» The request: Output the full listing word for word.

» Data supplied:
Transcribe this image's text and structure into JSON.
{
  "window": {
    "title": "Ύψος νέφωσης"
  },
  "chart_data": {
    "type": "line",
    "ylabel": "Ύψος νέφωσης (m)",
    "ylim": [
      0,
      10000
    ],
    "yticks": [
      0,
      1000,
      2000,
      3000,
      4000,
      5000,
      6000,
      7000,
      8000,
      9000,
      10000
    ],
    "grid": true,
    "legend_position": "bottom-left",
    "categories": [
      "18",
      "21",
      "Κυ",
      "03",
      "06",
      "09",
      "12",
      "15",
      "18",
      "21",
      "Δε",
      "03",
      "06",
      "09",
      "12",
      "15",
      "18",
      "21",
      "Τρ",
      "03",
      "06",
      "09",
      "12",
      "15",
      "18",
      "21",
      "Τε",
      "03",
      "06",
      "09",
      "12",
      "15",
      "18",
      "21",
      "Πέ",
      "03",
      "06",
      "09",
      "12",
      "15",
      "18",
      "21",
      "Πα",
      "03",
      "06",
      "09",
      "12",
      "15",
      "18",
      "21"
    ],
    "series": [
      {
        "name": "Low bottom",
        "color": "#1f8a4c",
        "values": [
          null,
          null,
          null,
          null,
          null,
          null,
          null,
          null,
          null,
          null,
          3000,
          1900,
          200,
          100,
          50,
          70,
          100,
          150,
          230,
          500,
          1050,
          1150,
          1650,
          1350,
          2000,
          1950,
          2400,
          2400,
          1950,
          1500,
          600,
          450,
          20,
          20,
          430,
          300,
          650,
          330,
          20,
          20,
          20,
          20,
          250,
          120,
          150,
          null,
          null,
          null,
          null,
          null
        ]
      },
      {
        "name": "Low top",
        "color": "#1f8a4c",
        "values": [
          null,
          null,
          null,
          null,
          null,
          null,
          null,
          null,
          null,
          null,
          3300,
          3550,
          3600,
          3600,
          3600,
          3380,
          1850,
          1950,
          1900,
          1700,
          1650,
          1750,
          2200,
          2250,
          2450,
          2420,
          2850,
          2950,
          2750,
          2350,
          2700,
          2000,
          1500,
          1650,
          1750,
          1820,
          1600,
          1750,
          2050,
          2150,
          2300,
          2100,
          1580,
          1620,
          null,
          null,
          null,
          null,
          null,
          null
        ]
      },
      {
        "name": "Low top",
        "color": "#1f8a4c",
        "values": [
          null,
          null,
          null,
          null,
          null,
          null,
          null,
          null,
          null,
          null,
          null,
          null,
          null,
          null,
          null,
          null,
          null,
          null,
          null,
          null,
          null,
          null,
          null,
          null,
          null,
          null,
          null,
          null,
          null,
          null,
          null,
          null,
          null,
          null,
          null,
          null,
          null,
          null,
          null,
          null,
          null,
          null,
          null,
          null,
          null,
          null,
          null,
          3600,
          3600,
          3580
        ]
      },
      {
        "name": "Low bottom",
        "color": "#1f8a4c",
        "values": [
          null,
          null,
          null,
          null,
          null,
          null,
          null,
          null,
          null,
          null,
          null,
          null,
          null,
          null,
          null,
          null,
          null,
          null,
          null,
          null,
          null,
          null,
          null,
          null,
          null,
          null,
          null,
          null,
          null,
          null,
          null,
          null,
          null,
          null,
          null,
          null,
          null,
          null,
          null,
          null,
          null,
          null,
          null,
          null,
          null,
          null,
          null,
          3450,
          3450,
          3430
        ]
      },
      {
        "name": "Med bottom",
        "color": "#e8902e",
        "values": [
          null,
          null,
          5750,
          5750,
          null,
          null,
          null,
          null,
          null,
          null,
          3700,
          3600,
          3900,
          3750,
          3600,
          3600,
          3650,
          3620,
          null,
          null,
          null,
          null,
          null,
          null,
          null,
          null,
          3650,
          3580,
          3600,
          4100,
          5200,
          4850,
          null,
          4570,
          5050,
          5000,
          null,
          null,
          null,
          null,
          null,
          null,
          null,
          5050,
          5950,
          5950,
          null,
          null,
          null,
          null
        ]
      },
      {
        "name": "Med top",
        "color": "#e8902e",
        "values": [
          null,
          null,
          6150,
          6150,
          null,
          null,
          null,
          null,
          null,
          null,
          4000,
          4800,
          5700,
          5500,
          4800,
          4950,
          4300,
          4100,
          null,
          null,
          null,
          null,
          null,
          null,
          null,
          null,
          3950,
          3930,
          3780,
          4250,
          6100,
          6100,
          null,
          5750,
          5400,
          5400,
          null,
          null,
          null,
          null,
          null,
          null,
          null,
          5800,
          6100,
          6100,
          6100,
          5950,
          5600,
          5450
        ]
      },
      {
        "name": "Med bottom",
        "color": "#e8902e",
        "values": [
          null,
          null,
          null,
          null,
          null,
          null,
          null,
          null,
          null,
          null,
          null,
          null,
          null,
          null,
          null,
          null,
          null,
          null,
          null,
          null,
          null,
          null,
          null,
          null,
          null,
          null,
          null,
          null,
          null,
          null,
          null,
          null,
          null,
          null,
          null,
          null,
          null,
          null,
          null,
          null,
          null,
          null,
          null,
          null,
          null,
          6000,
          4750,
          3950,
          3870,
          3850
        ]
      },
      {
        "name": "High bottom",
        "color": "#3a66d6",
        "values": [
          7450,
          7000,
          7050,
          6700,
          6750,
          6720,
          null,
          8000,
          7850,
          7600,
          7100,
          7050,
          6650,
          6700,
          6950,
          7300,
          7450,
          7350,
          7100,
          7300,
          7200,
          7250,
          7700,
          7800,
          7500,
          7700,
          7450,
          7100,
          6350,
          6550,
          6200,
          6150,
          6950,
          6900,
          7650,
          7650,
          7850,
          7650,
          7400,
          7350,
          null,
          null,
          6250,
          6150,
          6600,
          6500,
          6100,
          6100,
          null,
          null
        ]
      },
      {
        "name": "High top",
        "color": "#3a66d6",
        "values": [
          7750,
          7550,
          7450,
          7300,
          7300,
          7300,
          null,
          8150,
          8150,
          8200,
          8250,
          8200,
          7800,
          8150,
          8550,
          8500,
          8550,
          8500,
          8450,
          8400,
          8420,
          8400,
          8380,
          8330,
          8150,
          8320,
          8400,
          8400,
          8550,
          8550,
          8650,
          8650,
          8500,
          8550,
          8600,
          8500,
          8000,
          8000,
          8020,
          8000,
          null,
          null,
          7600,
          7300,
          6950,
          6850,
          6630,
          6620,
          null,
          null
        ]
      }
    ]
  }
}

» Written response:
Transcribe this image's text and structure into JSON.
{
  "window": {
    "title": "Ύψος νέφωσης"
  },
  "chart_data": {
    "type": "line",
    "ylabel": "Ύψος νέφωσης (m)",
    "ylim": [
      0,
      10000
    ],
    "yticks": [
      0,
      1000,
      2000,
      3000,
      4000,
      5000,
      6000,
      7000,
      8000,
      9000,
      10000
    ],
    "grid": true,
    "legend_position": "bottom-left",
    "categories": [
      "18",
      "21",
      "Κυ",
      "03",
      "06",
      "09",
      "12",
      "15",
      "18",
      "21",
      "Δε",
      "03",
      "06",
      "09",
      "12",
      "15",
      "18",
      "21",
      "Τρ",
      "03",
      "06",
      "09",
      "12",
      "15",
      "18",
      "21",
      "Τε",
      "03",
      "06",
      "09",
      "12",
      "15",
      "18",
      "21",
      "Πέ",
      "03",
      "06",
      "09",
      "12",
      "15",
      "18",
      "21",
      "Πα",
      "03",
      "06",
      "09",
      "12",
      "15",
      "18",
      "21"
    ],
    "series": [
      {
        "name": "Low bottom",
        "color": "#1f8a4c",
        "values": [
          null,
          null,
          null,
          null,
          null,
          null,
          null,
          null,
          null,
          null,
          3000,
          1900,
          200,
          100,
          50,
          70,
          100,
          150,
          230,
          500,
          1050,
          1150,
          1650,
          1350,
          2000,
          1950,
          2400,
          2400,
          1950,
          1500,
          600,
          450,
          20,
          20,
          430,
          300,
          650,
          330,
          20,
          20,
          20,
          20,
          250,
          120,
          150,
          null,
          null,
          null,
          null,
          null
        ]
      },
      {
        "name": "Low top",
        "color": "#1f8a4c",
        "values": [
          null,
          null,
          null,
          null,
          null,
          null,
          null,
          null,
          null,
          null,
          3300,
          3550,
          3600,
          3600,
          3600,
          3380,
          1850,
          1950,
          1900,
          1700,
          1650,
          1750,
          2200,
          2250,
          2450,
          2420,
          2850,
          2950,
          2750,
          2350,
          2700,
          2000,
          1500,
          1650,
          1750,
          1820,
          1600,
          1750,
          2050,
          2150,
          2300,
          2100,
          1580,
          1620,
          null,
          null,
          null,
          null,
          null,
          null
        ]
      },
      {
        "name": "Low top",
        "color": "#1f8a4c",
        "values": [
          null,
          null,
          null,
          null,
          null,
          null,
          null,
          null,
          null,
          null,
          null,
          null,
          null,
          null,
          null,
          null,
          null,
          null,
          null,
          null,
          null,
          null,
          null,
          null,
          null,
          null,
          null,
          null,
          null,
          null,
          null,
          null,
          null,
          null,
          null,
          null,
          null,
          null,
          null,
          null,
          null,
          null,
          null,
          null,
          null,
          null,
          null,
          3600,
          3600,
          3580
        ]
      },
      {
        "name": "Low bottom",
        "color": "#1f8a4c",
        "values": [
          null,
          null,
          null,
          null,
          null,
          null,
          null,
          null,
          null,
          null,
          null,
          null,
          null,
          null,
          null,
          null,
          null,
          null,
          null,
          null,
          null,
          null,
          null,
          null,
          null,
          null,
          null,
          null,
          null,
          null,
          null,
          null,
          null,
          null,
          null,
          null,
          null,
          null,
          null,
          null,
          null,
          null,
          null,
          null,
          null,
          null,
          null,
          3450,
          3450,
          3430
        ]
      },
      {
        "name": "Med bottom",
        "color": "#e8902e",
        "values": [
          null,
          null,
          5750,
          5750,
          null,
          null,
          null,
          null,
          null,
          null,
          3700,
          3600,
          3900,
          3750,
          3600,
          3600,
          3650,
          3620,
          null,
          null,
          null,
          null,
          null,
          null,
          null,
          null,
          3650,
          3580,
          3600,
          4100,
          5200,
          4850,
          null,
          4570,
          5050,
          5000,
          null,
          null,
          null,
          null,
          null,
          null,
          null,
          5050,
          5950,
          5950,
          null,
          null,
          null,
          null
        ]
      },
      {
        "name": "Med top",
        "color": "#e8902e",
        "values": [
          null,
          null,
          6150,
          6150,
          null,
          null,
          null,
          null,
          null,
          null,
          4000,
          4800,
          5700,
          5500,
          4800,
          4950,
          4300,
          4100,
          null,
          null,
          null,
          null,
          null,
          null,
          null,
          null,
          3950,
          3930,
          3780,
          4250,
          6100,
          6100,
          null,
          5750,
          5400,
          5400,
          null,
          null,
          null,
          null,
          null,
          null,
          null,
          5800,
          6100,
          6100,
          6100,
          5950,
          5600,
          5450
        ]
      },
      {
        "name": "Med bottom",
        "color": "#e8902e",
        "values": [
          null,
          null,
          null,
          null,
          null,
          null,
          null,
          null,
          null,
          null,
          null,
          null,
          null,
          null,
          null,
          null,
          null,
          null,
          null,
          null,
          null,
          null,
          null,
          null,
          null,
          null,
          null,
          null,
          null,
          null,
          null,
          null,
          null,
          null,
          null,
          null,
          null,
          null,
          null,
          null,
          null,
          null,
          null,
          null,
          null,
          6000,
          4750,
          3950,
          3870,
          3850
        ]
      },
      {
        "name": "High bottom",
        "color": "#3a66d6",
        "values": [
          7450,
          7000,
          7050,
          6700,
          6750,
          6720,
          null,
          8000,
          7850,
          7600,
          7100,
          7050,
          6650,
          6700,
          6950,
          7300,
          7450,
          7350,
          7100,
          7300,
          7200,
          7250,
          7700,
          7800,
          7500,
          7700,
          7450,
          7100,
          6350,
          6550,
          6200,
          6150,
          6950,
          6900,
          7650,
          7650,
          7850,
          7650,
          7400,
          7350,
          null,
          null,
          6250,
          6150,
          6600,
          6500,
          6100,
          6100,
          null,
          null
        ]
      },
      {
        "name": "High top",
        "color": "#3a66d6",
        "values": [
          7750,
          7550,
          7450,
          7300,
          7300,
          7300,
          null,
          8150,
          8150,
          8200,
          8250,
          8200,
          7800,
          8150,
          8550,
          8500,
          8550,
          8500,
          8450,
          8400,
          8420,
          8400,
          8380,
          8330,
          8150,
          8320,
          8400,
          8400,
          8550,
          8550,
          8650,
          8650,
          8500,
          8550,
          8600,
          8500,
          8000,
          8000,
          8020,
          8000,
          null,
          null,
          7600,
          7300,
          6950,
          6850,
          6630,
          6620,
          null,
          null
        ]
      }
    ]
  }
}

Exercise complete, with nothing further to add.